- Supplied data -
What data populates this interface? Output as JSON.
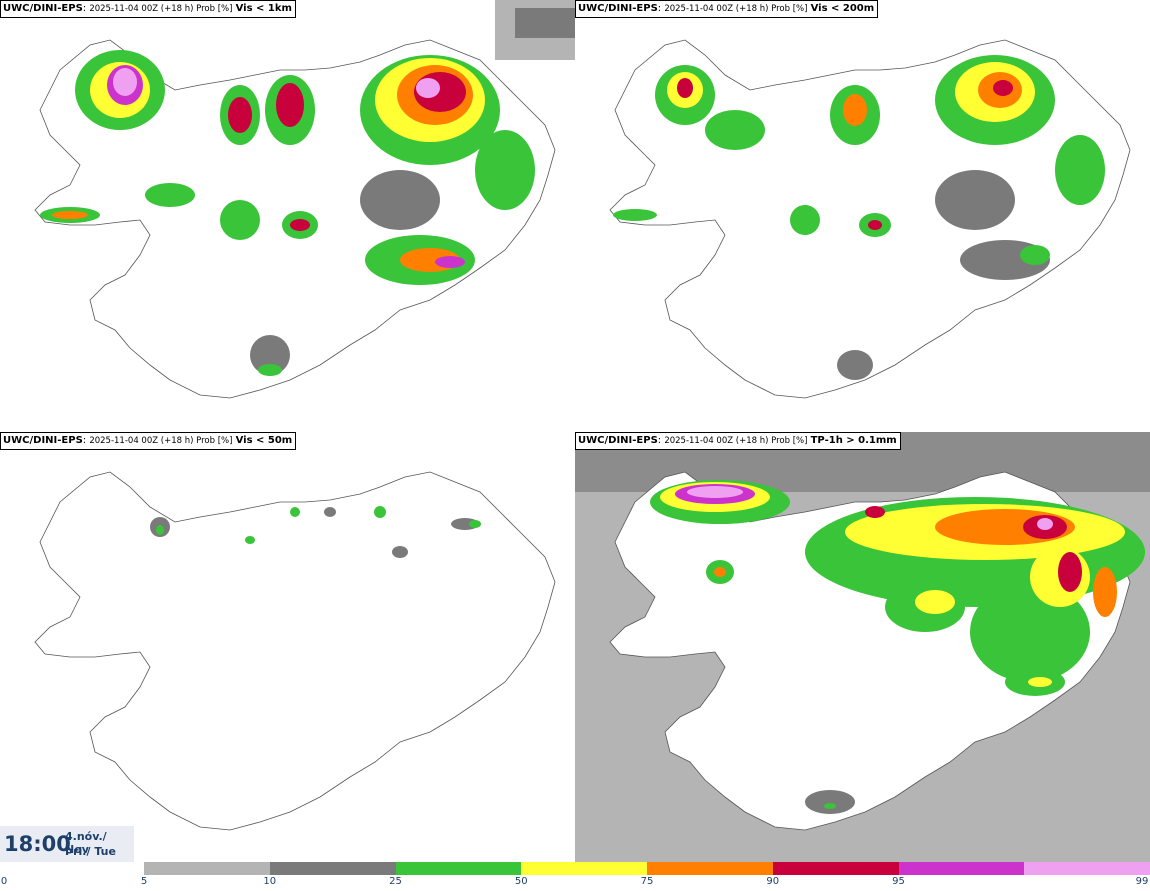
{
  "panels": [
    {
      "model": "UWC/DINI-EPS",
      "run": "2025-11-04 00Z (+18 h) Prob [%]",
      "variable": "Vis < 1km"
    },
    {
      "model": "UWC/DINI-EPS",
      "run": "2025-11-04 00Z (+18 h) Prob [%]",
      "variable": "Vis < 200m"
    },
    {
      "model": "UWC/DINI-EPS",
      "run": "2025-11-04 00Z (+18 h) Prob [%]",
      "variable": "Vis < 50m"
    },
    {
      "model": "UWC/DINI-EPS",
      "run": "2025-11-04 00Z (+18 h) Prob [%]",
      "variable": "TP-1h > 0.1mm"
    }
  ],
  "valid_time": {
    "clock": "18:00",
    "date_line1": "4.nóv./ Nov",
    "date_line2": "Þri./ Tue"
  },
  "colorbar": {
    "bins": [
      {
        "from": 5,
        "to": 10,
        "color": "#b4b4b4"
      },
      {
        "from": 10,
        "to": 25,
        "color": "#7a7a7a"
      },
      {
        "from": 25,
        "to": 50,
        "color": "#39c439"
      },
      {
        "from": 50,
        "to": 75,
        "color": "#ffff33"
      },
      {
        "from": 75,
        "to": 90,
        "color": "#ff8000"
      },
      {
        "from": 90,
        "to": 95,
        "color": "#c8003c"
      },
      {
        "from": 95,
        "to": 99,
        "color": "#cc33cc"
      },
      {
        "from": 99,
        "to": 100,
        "color": "#f0a0f0"
      }
    ],
    "tick_labels": [
      "0",
      "5",
      "10",
      "25",
      "50",
      "75",
      "90",
      "95",
      "99"
    ]
  },
  "colors": {
    "gray_light": "#b4b4b4",
    "gray_dark": "#7a7a7a",
    "green": "#39c439",
    "yellow": "#ffff33",
    "orange": "#ff8000",
    "red": "#c8003c",
    "magenta": "#cc33cc",
    "pink": "#f0a0f0"
  }
}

- Job -
Determine how many lines of the listing above include the word "from", and report that number only.

- Final answer -
8